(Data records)
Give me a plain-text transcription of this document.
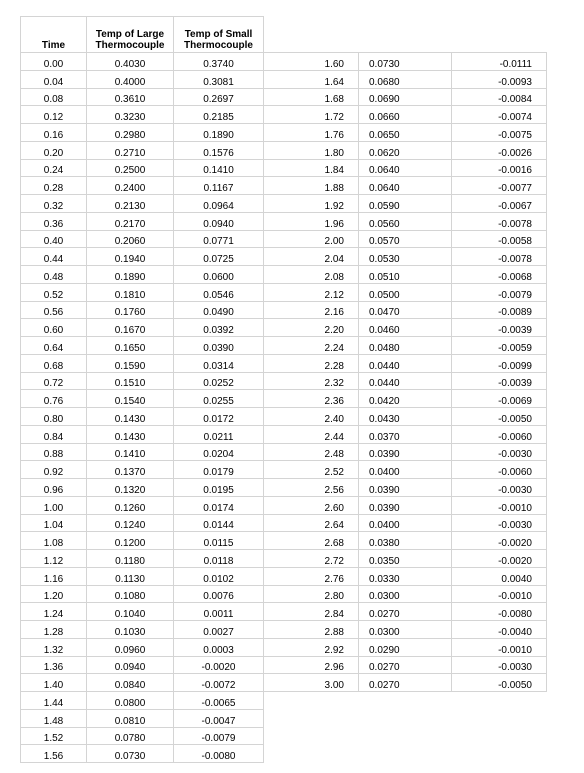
Time	Temp of Large Thermocouple	Temp of Small Thermocouple			
0.00	0.4030	0.3740	1.60	0.0730	-0.0111
0.04	0.4000	0.3081	1.64	0.0680	-0.0093
0.08	0.3610	0.2697	1.68	0.0690	-0.0084
0.12	0.3230	0.2185	1.72	0.0660	-0.0074
0.16	0.2980	0.1890	1.76	0.0650	-0.0075
0.20	0.2710	0.1576	1.80	0.0620	-0.0026
0.24	0.2500	0.1410	1.84	0.0640	-0.0016
0.28	0.2400	0.1167	1.88	0.0640	-0.0077
0.32	0.2130	0.0964	1.92	0.0590	-0.0067
0.36	0.2170	0.0940	1.96	0.0560	-0.0078
0.40	0.2060	0.0771	2.00	0.0570	-0.0058
0.44	0.1940	0.0725	2.04	0.0530	-0.0078
0.48	0.1890	0.0600	2.08	0.0510	-0.0068
0.52	0.1810	0.0546	2.12	0.0500	-0.0079
0.56	0.1760	0.0490	2.16	0.0470	-0.0089
0.60	0.1670	0.0392	2.20	0.0460	-0.0039
0.64	0.1650	0.0390	2.24	0.0480	-0.0059
0.68	0.1590	0.0314	2.28	0.0440	-0.0099
0.72	0.1510	0.0252	2.32	0.0440	-0.0039
0.76	0.1540	0.0255	2.36	0.0420	-0.0069
0.80	0.1430	0.0172	2.40	0.0430	-0.0050
0.84	0.1430	0.0211	2.44	0.0370	-0.0060
0.88	0.1410	0.0204	2.48	0.0390	-0.0030
0.92	0.1370	0.0179	2.52	0.0400	-0.0060
0.96	0.1320	0.0195	2.56	0.0390	-0.0030
1.00	0.1260	0.0174	2.60	0.0390	-0.0010
1.04	0.1240	0.0144	2.64	0.0400	-0.0030
1.08	0.1200	0.0115	2.68	0.0380	-0.0020
1.12	0.1180	0.0118	2.72	0.0350	-0.0020
1.16	0.1130	0.0102	2.76	0.0330	0.0040
1.20	0.1080	0.0076	2.80	0.0300	-0.0010
1.24	0.1040	0.0011	2.84	0.0270	-0.0080
1.28	0.1030	0.0027	2.88	0.0300	-0.0040
1.32	0.0960	0.0003	2.92	0.0290	-0.0010
1.36	0.0940	-0.0020	2.96	0.0270	-0.0030
1.40	0.0840	-0.0072	3.00	0.0270	-0.0050
1.44	0.0800	-0.0065			
1.48	0.0810	-0.0047			
1.52	0.0780	-0.0079			
1.56	0.0730	-0.0080			
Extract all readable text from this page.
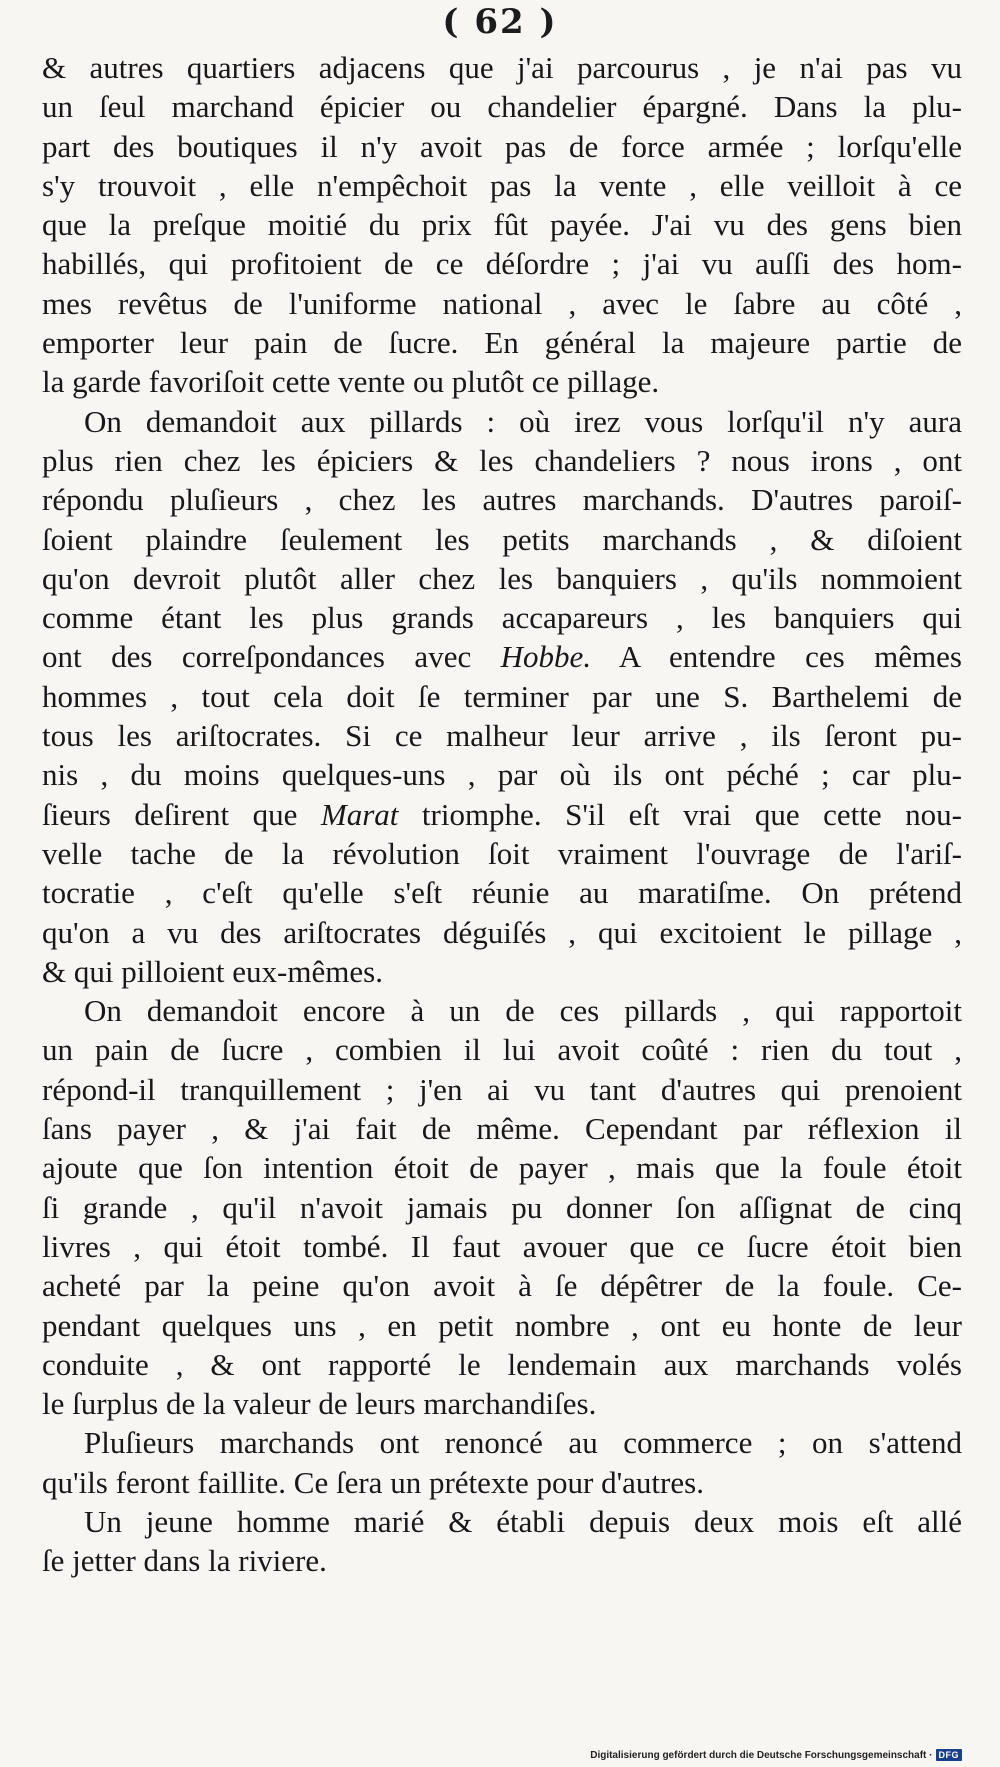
( 62 )
& autres quartiers adjacens que j'ai parcourus , je n'ai pas vu
un ſeul marchand épicier ou chandelier épargné. Dans la plu-
part des boutiques il n'y avoit pas de force armée ; lorſqu'elle
s'y trouvoit , elle n'empêchoit pas la vente , elle veilloit à ce
que la preſque moitié du prix fût payée. J'ai vu des gens bien
habillés, qui profitoient de ce déſordre ; j'ai vu auſſi des hom-
mes revêtus de l'uniforme national , avec le ſabre au côté ,
emporter leur pain de ſucre. En général la majeure partie de
la garde favoriſoit cette vente ou plutôt ce pillage.
On demandoit aux pillards : où irez vous lorſqu'il n'y aura
plus rien chez les épiciers & les chandeliers ? nous irons , ont
répondu pluſieurs , chez les autres marchands. D'autres paroiſ-
ſoient plaindre ſeulement les petits marchands , & diſoient
qu'on devroit plutôt aller chez les banquiers , qu'ils nommoient
comme étant les plus grands accapareurs , les banquiers qui
ont des correſpondances avec Hobbe. A entendre ces mêmes
hommes , tout cela doit ſe terminer par une S. Barthelemi de
tous les ariſtocrates. Si ce malheur leur arrive , ils ſeront pu-
nis , du moins quelques-uns , par où ils ont péché ; car plu-
ſieurs deſirent que Marat triomphe. S'il eſt vrai que cette nou-
velle tache de la révolution ſoit vraiment l'ouvrage de l'ariſ-
tocratie , c'eſt qu'elle s'eſt réunie au maratiſme. On prétend
qu'on a vu des ariſtocrates déguiſés , qui excitoient le pillage ,
& qui pilloient eux-mêmes.
On demandoit encore à un de ces pillards , qui rapportoit
un pain de ſucre , combien il lui avoit coûté : rien du tout ,
répond-il tranquillement ; j'en ai vu tant d'autres qui prenoient
ſans payer , & j'ai fait de même. Cependant par réflexion il
ajoute que ſon intention étoit de payer , mais que la foule étoit
ſi grande , qu'il n'avoit jamais pu donner ſon aſſignat de cinq
livres , qui étoit tombé. Il faut avouer que ce ſucre étoit bien
acheté par la peine qu'on avoit à ſe dépêtrer de la foule. Ce-
pendant quelques uns , en petit nombre , ont eu honte de leur
conduite , & ont rapporté le lendemain aux marchands volés
le ſurplus de la valeur de leurs marchandiſes.
Pluſieurs marchands ont renoncé au commerce ; on s'attend
qu'ils feront faillite. Ce ſera un prétexte pour d'autres.
Un jeune homme marié & établi depuis deux mois eſt allé
ſe jetter dans la riviere.
Digitalisierung gefördert durch die Deutsche Forschungsgemeinschaft · DFG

## Exercise objective
Read the data above. Pull out each line in which the string "rien" appears.

## Solution to the exercise
plus rien chez les épiciers & les chandeliers ? nous irons , ont
un pain de ſucre , combien il lui avoit coûté : rien du tout ,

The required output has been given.